▶ [Your instructions]
Show only lines that include "screenshot".

▶ [Working data]
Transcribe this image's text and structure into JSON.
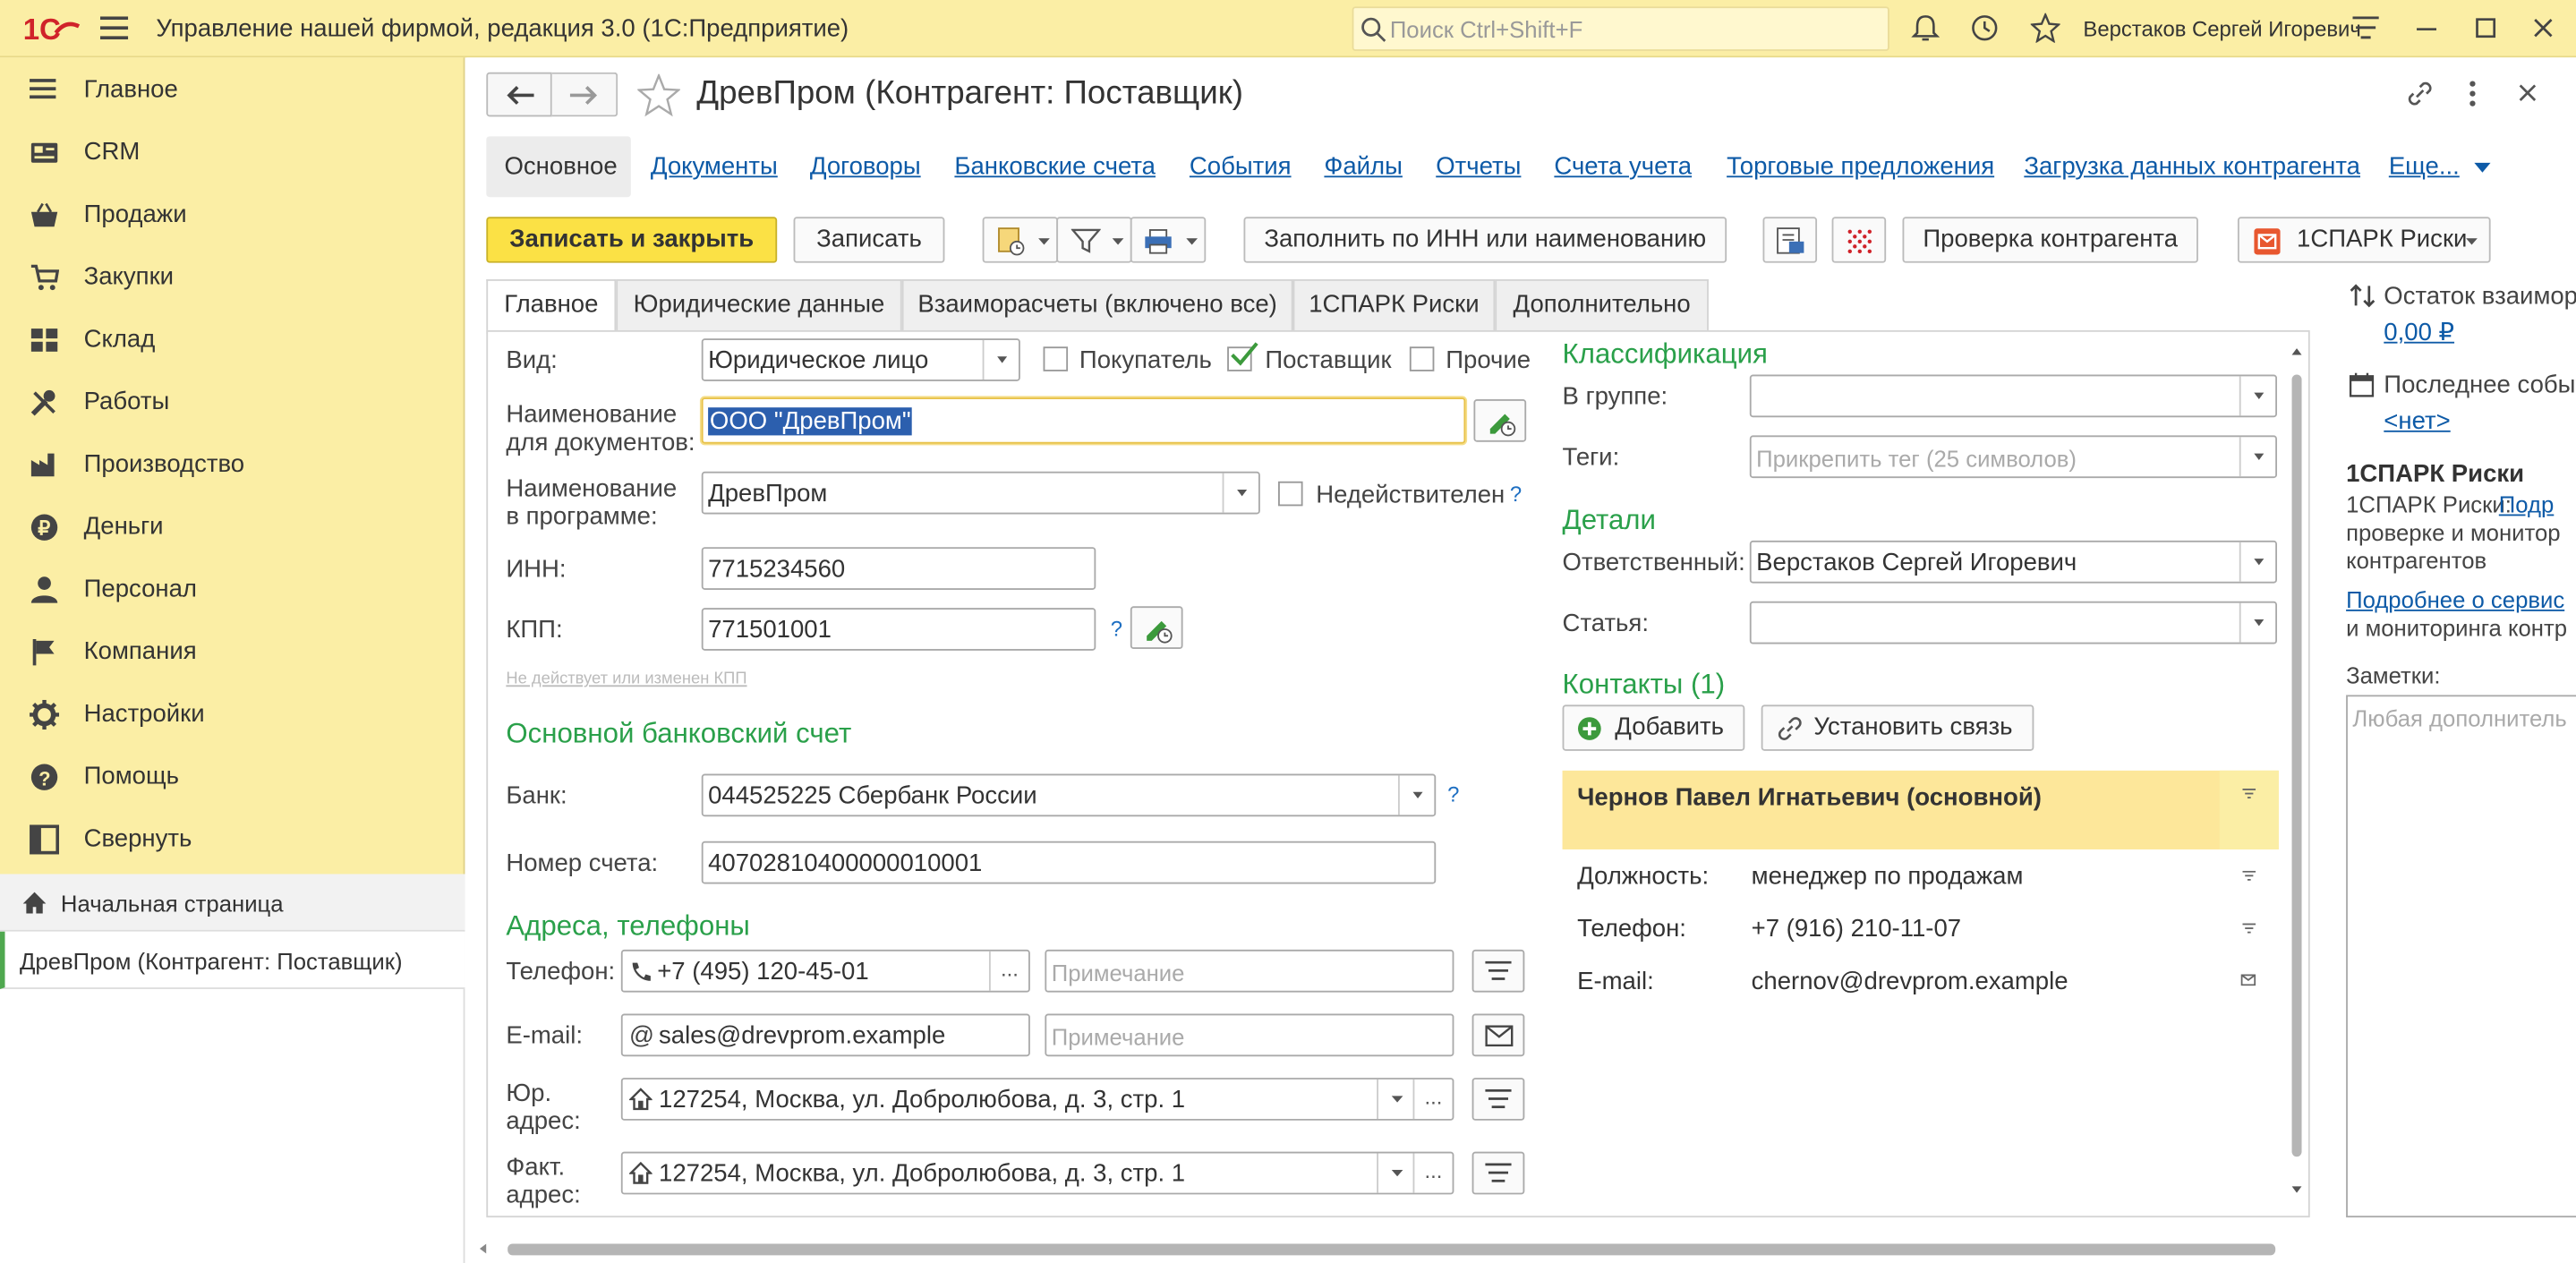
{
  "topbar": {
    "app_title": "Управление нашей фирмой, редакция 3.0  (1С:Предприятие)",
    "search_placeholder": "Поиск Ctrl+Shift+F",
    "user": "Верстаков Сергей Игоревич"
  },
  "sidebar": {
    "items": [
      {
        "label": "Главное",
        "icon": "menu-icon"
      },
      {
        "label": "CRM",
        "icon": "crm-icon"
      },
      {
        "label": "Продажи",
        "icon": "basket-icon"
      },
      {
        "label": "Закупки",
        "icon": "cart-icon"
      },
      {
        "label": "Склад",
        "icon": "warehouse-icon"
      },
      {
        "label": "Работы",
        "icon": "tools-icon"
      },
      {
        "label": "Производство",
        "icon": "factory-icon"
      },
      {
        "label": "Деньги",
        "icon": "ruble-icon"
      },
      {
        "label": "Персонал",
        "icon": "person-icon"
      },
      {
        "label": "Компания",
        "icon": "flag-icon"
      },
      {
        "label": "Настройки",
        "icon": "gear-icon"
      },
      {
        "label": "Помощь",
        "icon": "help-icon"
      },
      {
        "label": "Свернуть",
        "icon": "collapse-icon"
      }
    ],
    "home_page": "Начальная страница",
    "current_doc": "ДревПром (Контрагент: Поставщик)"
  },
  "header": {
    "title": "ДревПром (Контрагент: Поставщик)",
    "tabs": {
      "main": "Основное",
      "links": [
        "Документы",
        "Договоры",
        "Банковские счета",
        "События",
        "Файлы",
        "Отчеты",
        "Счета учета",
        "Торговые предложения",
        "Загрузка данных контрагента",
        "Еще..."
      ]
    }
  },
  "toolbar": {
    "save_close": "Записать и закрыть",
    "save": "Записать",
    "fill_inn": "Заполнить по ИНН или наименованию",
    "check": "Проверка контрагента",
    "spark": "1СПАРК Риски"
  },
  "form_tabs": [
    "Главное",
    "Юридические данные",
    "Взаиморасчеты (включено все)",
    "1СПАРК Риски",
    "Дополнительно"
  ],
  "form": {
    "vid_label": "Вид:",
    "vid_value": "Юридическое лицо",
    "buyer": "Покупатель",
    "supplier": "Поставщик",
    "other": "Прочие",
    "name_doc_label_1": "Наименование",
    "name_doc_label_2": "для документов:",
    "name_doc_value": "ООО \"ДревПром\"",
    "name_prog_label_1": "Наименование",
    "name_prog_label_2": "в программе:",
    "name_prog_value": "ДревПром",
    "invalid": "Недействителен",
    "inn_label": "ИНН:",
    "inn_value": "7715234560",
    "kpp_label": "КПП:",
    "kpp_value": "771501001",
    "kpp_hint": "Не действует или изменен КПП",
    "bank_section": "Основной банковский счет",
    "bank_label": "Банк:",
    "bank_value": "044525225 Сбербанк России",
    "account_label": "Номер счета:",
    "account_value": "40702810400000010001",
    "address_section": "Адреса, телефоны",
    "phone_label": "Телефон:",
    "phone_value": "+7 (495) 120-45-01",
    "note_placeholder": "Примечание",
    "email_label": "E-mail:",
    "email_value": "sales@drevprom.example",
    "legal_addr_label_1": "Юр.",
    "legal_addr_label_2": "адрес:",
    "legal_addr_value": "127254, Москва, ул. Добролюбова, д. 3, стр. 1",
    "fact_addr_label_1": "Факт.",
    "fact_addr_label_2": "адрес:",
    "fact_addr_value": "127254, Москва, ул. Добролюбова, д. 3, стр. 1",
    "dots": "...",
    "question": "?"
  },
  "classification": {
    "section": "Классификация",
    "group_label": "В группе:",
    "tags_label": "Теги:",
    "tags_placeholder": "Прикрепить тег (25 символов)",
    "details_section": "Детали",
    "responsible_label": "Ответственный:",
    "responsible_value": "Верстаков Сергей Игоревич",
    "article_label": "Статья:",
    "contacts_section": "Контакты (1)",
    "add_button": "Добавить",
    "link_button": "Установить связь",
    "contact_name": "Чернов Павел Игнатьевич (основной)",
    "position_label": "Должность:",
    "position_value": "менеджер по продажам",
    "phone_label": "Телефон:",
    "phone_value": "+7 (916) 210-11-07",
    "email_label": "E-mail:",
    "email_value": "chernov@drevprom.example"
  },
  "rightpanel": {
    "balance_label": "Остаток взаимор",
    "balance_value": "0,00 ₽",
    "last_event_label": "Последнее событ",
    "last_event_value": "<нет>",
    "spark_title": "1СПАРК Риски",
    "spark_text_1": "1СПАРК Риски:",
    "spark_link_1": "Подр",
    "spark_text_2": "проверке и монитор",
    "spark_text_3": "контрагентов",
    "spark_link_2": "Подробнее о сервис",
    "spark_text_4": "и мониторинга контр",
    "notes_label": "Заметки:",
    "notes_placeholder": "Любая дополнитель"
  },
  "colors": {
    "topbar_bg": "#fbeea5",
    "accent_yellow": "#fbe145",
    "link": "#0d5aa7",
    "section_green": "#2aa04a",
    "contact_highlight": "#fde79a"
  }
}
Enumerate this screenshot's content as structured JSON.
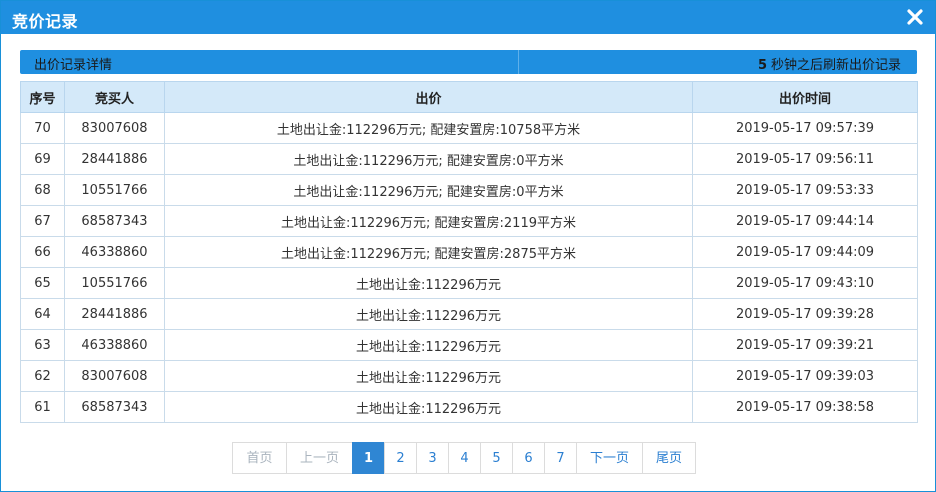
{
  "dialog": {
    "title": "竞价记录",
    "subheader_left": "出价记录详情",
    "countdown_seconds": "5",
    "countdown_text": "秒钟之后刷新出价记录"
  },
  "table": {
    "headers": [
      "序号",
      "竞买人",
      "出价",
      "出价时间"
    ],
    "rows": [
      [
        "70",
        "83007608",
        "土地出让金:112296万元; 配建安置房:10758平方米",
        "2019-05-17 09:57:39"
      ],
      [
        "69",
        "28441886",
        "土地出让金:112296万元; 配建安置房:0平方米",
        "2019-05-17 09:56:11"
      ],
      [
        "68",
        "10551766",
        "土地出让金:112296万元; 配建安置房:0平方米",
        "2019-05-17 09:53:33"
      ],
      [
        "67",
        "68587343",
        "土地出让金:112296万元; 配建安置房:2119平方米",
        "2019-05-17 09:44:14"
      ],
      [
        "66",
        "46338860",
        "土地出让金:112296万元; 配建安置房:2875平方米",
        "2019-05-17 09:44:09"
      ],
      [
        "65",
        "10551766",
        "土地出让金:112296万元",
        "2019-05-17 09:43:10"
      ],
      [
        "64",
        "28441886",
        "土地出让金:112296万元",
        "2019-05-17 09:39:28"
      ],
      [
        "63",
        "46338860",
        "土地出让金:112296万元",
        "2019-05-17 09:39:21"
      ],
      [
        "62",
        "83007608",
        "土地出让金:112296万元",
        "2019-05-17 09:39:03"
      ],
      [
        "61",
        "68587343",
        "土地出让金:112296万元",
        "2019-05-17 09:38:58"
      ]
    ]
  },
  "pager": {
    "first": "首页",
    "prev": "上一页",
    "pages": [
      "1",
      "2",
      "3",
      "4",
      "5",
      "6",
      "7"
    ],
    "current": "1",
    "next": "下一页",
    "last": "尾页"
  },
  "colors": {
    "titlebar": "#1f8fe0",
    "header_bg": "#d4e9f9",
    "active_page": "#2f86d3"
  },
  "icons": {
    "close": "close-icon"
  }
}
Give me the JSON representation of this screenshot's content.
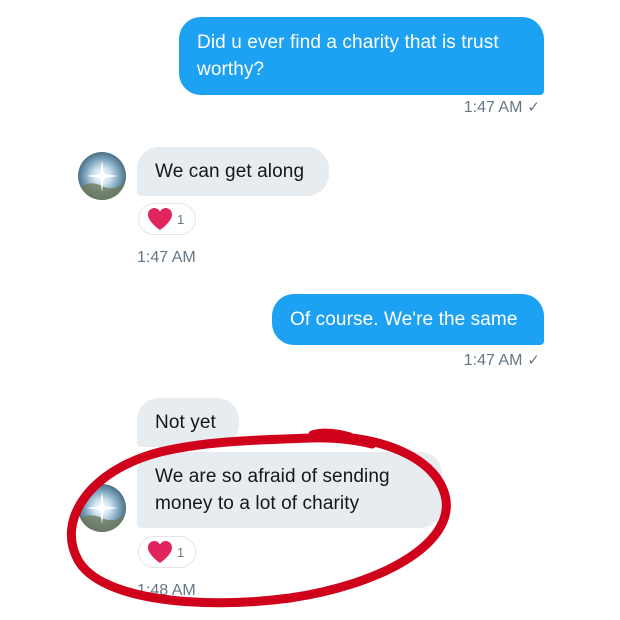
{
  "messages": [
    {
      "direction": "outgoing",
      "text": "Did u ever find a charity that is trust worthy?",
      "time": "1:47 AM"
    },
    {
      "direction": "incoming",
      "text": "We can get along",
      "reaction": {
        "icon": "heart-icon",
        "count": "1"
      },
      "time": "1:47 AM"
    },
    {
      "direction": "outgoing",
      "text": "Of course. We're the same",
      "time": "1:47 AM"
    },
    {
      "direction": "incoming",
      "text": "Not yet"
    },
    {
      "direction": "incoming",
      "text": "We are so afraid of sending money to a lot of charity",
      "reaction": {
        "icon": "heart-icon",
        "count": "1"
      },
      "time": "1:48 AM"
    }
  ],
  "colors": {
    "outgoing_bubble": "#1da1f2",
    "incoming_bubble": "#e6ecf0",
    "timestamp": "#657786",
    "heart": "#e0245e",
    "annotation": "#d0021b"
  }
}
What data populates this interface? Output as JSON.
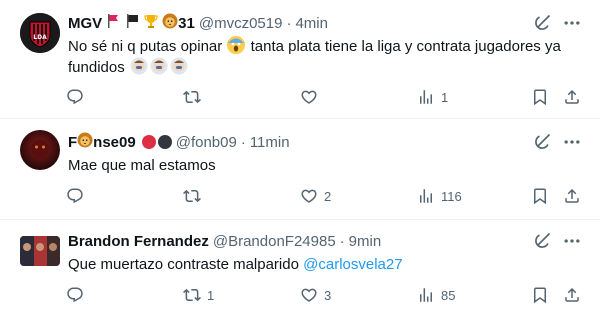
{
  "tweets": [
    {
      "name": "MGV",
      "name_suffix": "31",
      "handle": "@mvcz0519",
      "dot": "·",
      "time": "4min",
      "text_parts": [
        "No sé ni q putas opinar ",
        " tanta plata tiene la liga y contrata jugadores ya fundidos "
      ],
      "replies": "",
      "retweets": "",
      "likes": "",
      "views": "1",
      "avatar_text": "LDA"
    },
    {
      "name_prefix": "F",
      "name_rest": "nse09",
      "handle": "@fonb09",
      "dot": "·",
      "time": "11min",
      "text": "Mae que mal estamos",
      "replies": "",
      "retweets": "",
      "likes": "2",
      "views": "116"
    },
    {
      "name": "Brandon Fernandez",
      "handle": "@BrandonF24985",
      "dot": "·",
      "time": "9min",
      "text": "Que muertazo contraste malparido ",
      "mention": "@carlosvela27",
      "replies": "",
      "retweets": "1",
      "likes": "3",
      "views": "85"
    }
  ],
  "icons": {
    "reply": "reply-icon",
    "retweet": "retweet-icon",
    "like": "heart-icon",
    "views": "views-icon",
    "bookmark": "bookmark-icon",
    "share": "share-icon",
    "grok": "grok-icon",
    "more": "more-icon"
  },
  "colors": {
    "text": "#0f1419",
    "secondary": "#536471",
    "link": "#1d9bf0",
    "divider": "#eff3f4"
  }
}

▶ [Solution to the exercise]
Enumerate this screenshot's content as structured JSON.
Give me the JSON representation of this screenshot's content.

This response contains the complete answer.